What you are asked to do
Find the line with "Read out every word on this page." in the data below. Repeat it and every line after it up to the end, exactly, but drop the pictures.

(Data records)
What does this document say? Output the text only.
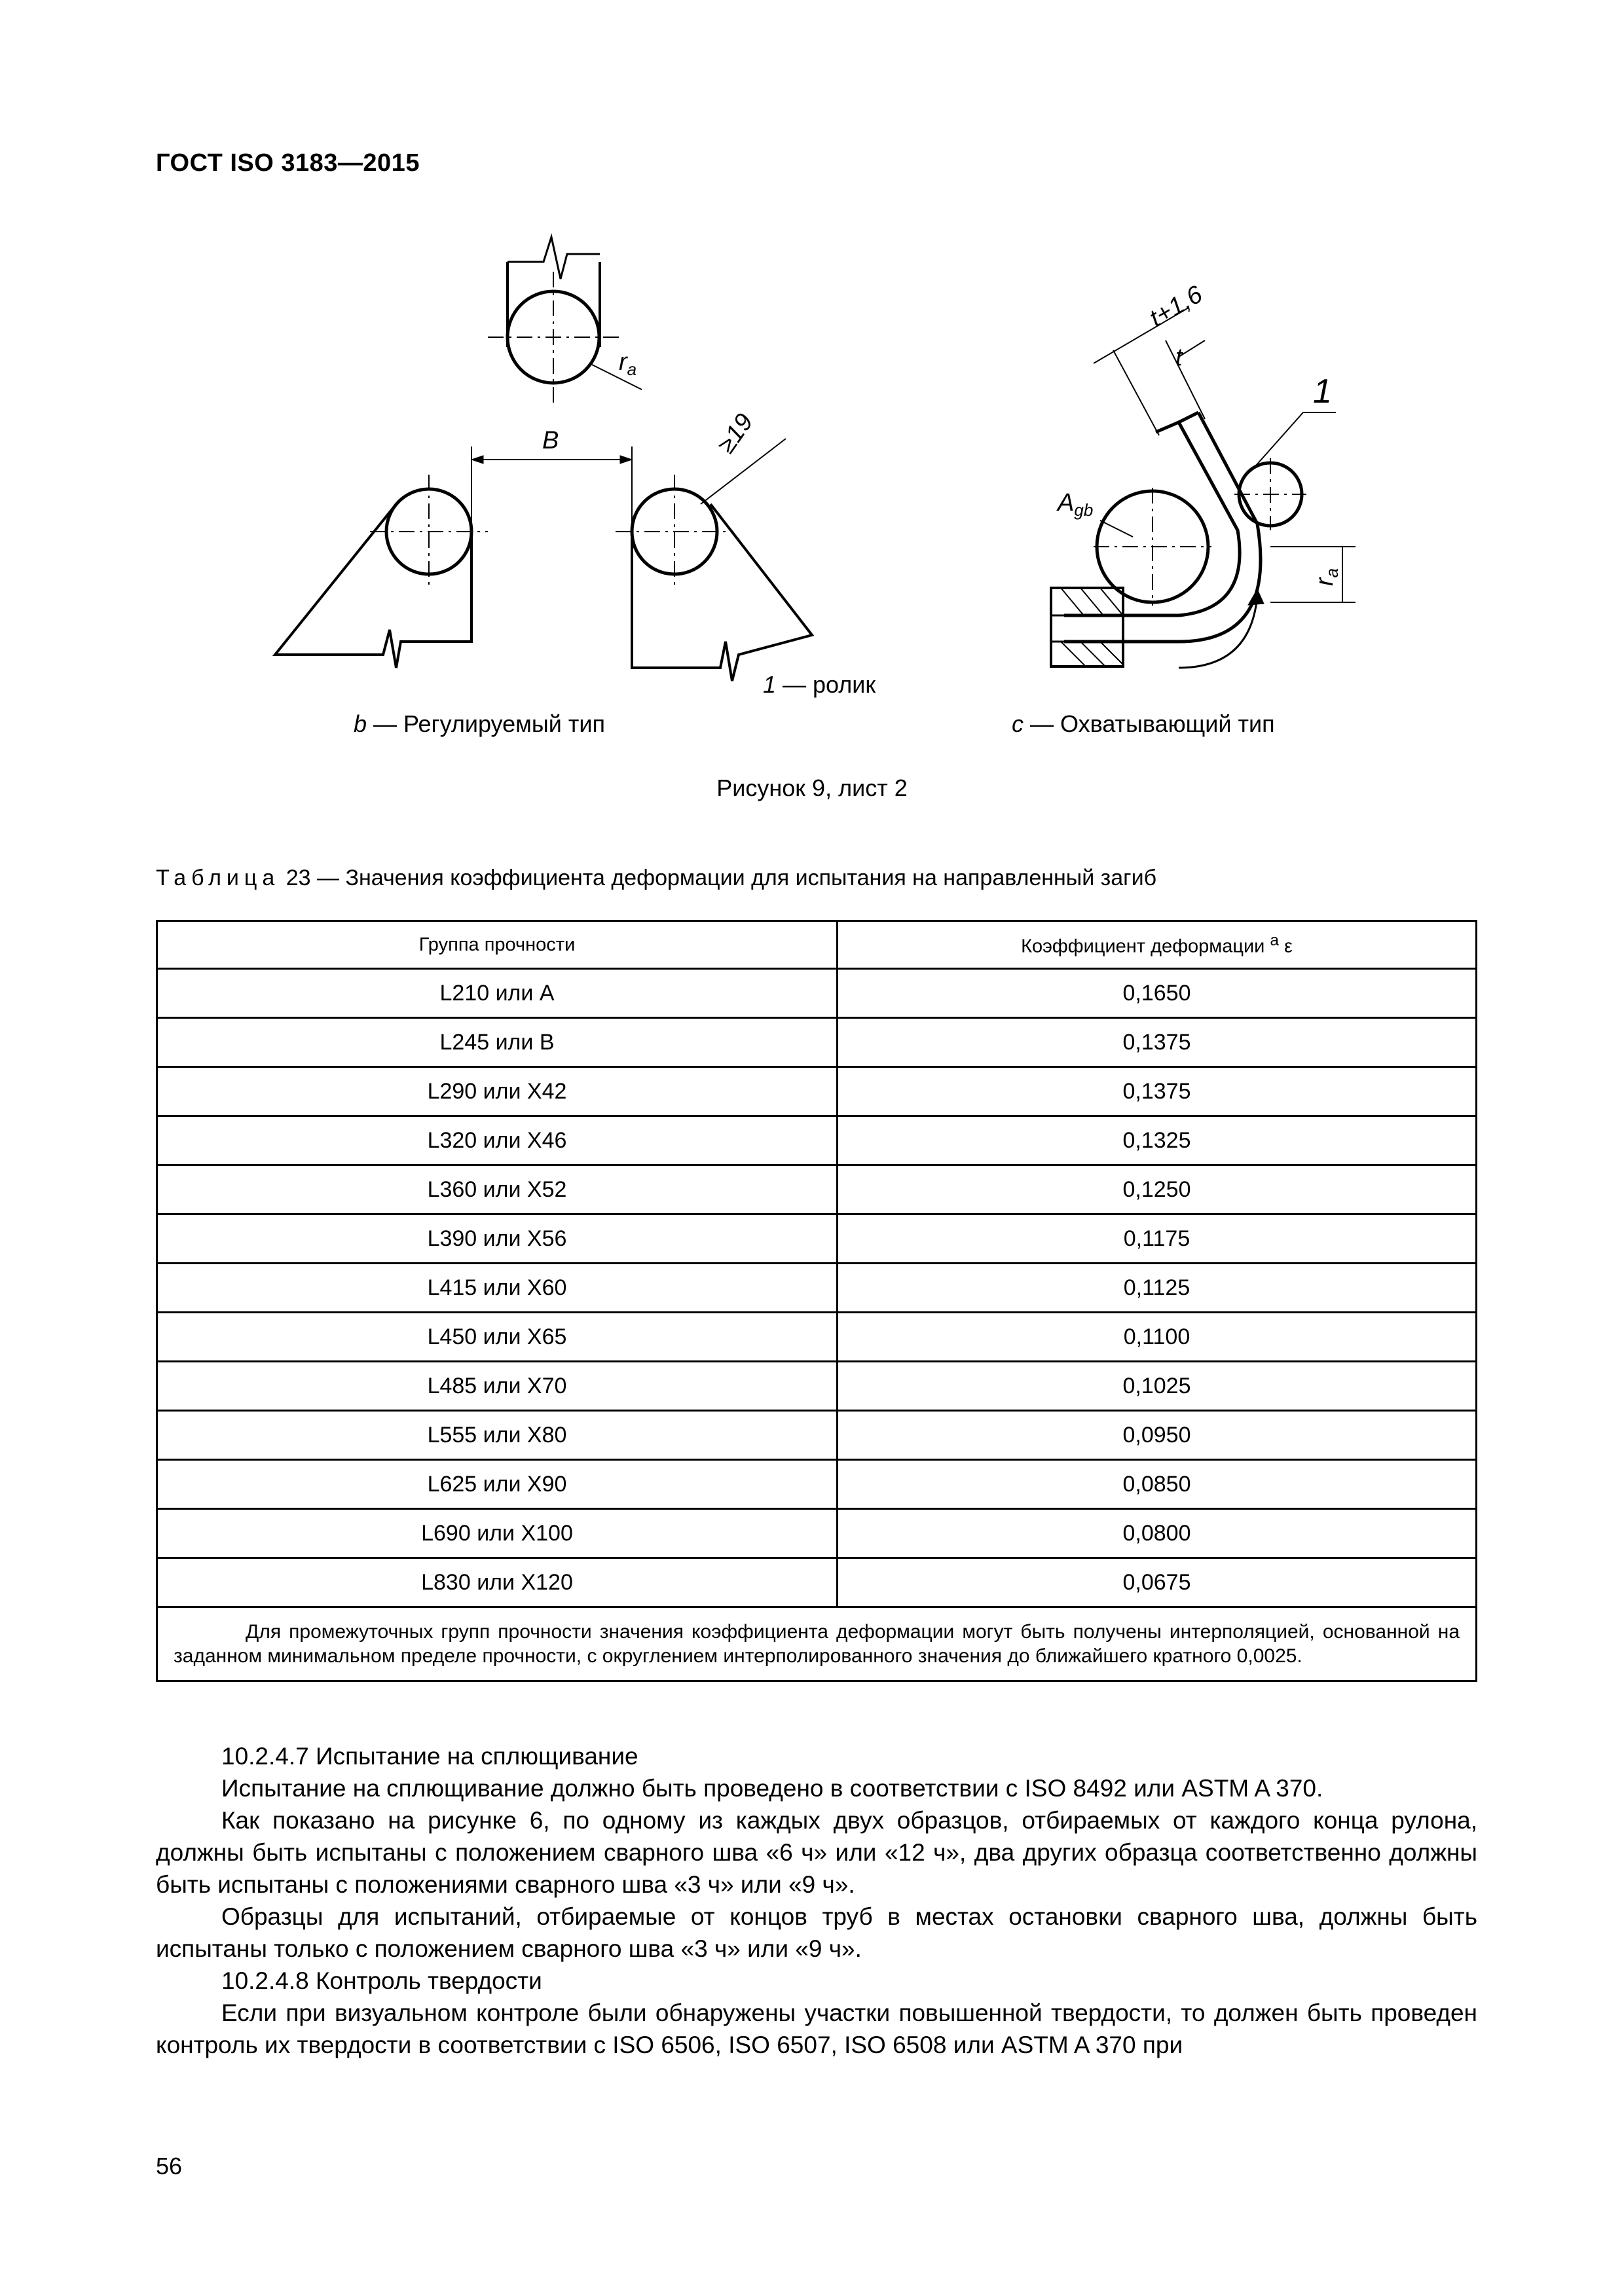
ГОСТ ISO 3183—2015
$r_a$
B	≥19
t+1,6
t
1
$A_{gb}$
$r_a$
1 — ролик
b — Регулируемый тип	c — Охватывающий тип
Рисунок 9, лист 2
Таблица 23 — Значения коэффициента деформации для испытания на направленный загиб
Группа прочности	Коэффициент деформации $^a$ ε
L210 или A	0,1650
L245 или B	0,1375
L290 или X42	0,1375
L320 или X46	0,1325
L360 или X52	0,1250
L390 или X56	0,1175
L415 или X60	0,1125
L450 или X65	0,1100
L485 или X70	0,1025
L555 или X80	0,0950
L625 или X90	0,0850
L690 или X100	0,0800
L830 или X120	0,0675

Для промежуточных групп прочности значения коэффициента деформации могут быть получены интерполяцией, основанной на заданном минимальном пределе прочности, с округлением интерполированного значения до ближайшего кратного 0,0025.	

10.2.4.7 Испытание на сплющивание

Испытание на сплющивание должно быть проведено в соответствии с ISO 8492 или ASTM A 370.

Как показано на рисунке 6, по одному из каждых двух образцов, отбираемых от каждого конца рулона, должны быть испытаны с положением сварного шва «6 ч» или «12 ч», два других образца соответственно должны быть испытаны с положениями сварного шва «3 ч» или «9 ч».

Образцы для испытаний, отбираемые от концов труб в местах остановки сварного шва, должны быть испытаны только с положением сварного шва «3 ч» или «9 ч».

10.2.4.8 Контроль твердости

Если при визуальном контроле были обнаружены участки повышенной твердости, то должен быть проведен контроль их твердости в соответствии с ISO 6506, ISO 6507, ISO 6508 или ASTM A 370 при

56
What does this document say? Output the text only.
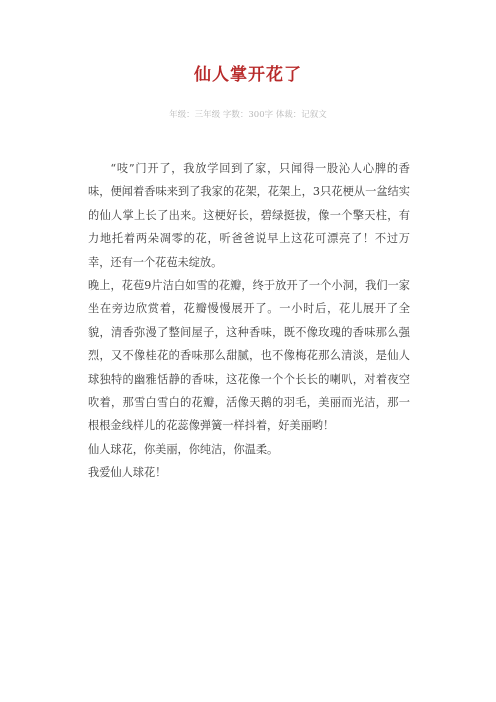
仙人掌开花了
年级：三年级 字数：300字 体裁：记叙文

“吱”门开了，我放学回到了家，只闻得一股沁人心脾的香味，便闻着香味来到了我家的花架，花架上，3只花梗从一盆结实的仙人掌上长了出来。这梗好长，碧绿挺拔，像一个擎天柱，有力地托着两朵凋零的花，听爸爸说早上这花可漂亮了！不过万幸，还有一个花苞未绽放。

晚上，花苞9片洁白如雪的花瓣，终于放开了一个小洞，我们一家坐在旁边欣赏着，花瓣慢慢展开了。一小时后，花儿展开了全貌，清香弥漫了整间屋子，这种香味，既不像玫瑰的香味那么强烈，又不像桂花的香味那么甜腻，也不像梅花那么清淡，是仙人球独特的幽雅恬静的香味，这花像一个个长长的喇叭，对着夜空吹着，那雪白雪白的花瓣，活像天鹅的羽毛，美丽而光洁，那一根根金线样儿的花蕊像弹簧一样抖着，好美丽哟！

仙人球花，你美丽，你纯洁，你温柔。

我爱仙人球花！
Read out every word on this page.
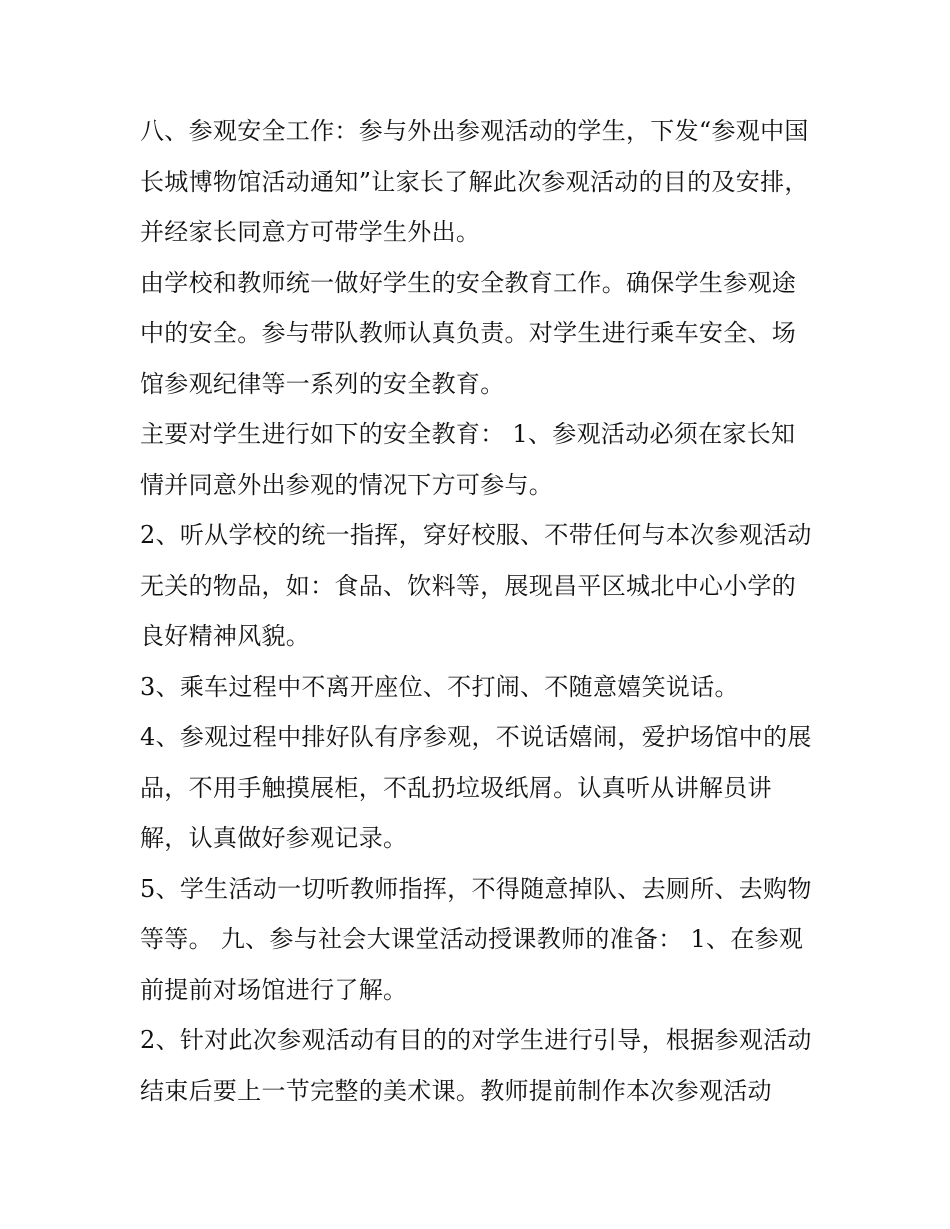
八、参观安全工作：参与外出参观活动的学生，下发“参观中国长城博物馆活动通知”让家长了解此次参观活动的目的及安排，并经家长同意方可带学生外出。

由学校和教师统一做好学生的安全教育工作。确保学生参观途中的安全。参与带队教师认真负责。对学生进行乘车安全、场馆参观纪律等一系列的安全教育。

主要对学生进行如下的安全教育： 1、参观活动必须在家长知情并同意外出参观的情况下方可参与。

2、听从学校的统一指挥，穿好校服、不带任何与本次参观活动无关的物品，如：食品、饮料等，展现昌平区城北中心小学的良好精神风貌。

3、乘车过程中不离开座位、不打闹、不随意嬉笑说话。

4、参观过程中排好队有序参观，不说话嬉闹，爱护场馆中的展品，不用手触摸展柜，不乱扔垃圾纸屑。认真听从讲解员讲解，认真做好参观记录。

5、学生活动一切听教师指挥，不得随意掉队、去厕所、去购物等等。 九、参与社会大课堂活动授课教师的准备： 1、在参观前提前对场馆进行了解。

2、针对此次参观活动有目的的对学生进行引导，根据参观活动结束后要上一节完整的美术课。教师提前制作本次参观活动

Solution to this problem
Read out every word on this page.
八、参观安全工作：参与外出参观活动的学生，下发“参观中国长城博物馆活动通知”让家长了解此次参观活动的目的及安排，并经家长同意方可带学生外出。

由学校和教师统一做好学生的安全教育工作。确保学生参观途中的安全。参与带队教师认真负责。对学生进行乘车安全、场馆参观纪律等一系列的安全教育。

主要对学生进行如下的安全教育： 1、参观活动必须在家长知情并同意外出参观的情况下方可参与。

2、听从学校的统一指挥，穿好校服、不带任何与本次参观活动无关的物品，如：食品、饮料等，展现昌平区城北中心小学的良好精神风貌。

3、乘车过程中不离开座位、不打闹、不随意嬉笑说话。

4、参观过程中排好队有序参观，不说话嬉闹，爱护场馆中的展品，不用手触摸展柜，不乱扔垃圾纸屑。认真听从讲解员讲解，认真做好参观记录。

5、学生活动一切听教师指挥，不得随意掉队、去厕所、去购物等等。 九、参与社会大课堂活动授课教师的准备： 1、在参观前提前对场馆进行了解。

2、针对此次参观活动有目的的对学生进行引导，根据参观活动结束后要上一节完整的美术课。教师提前制作本次参观活动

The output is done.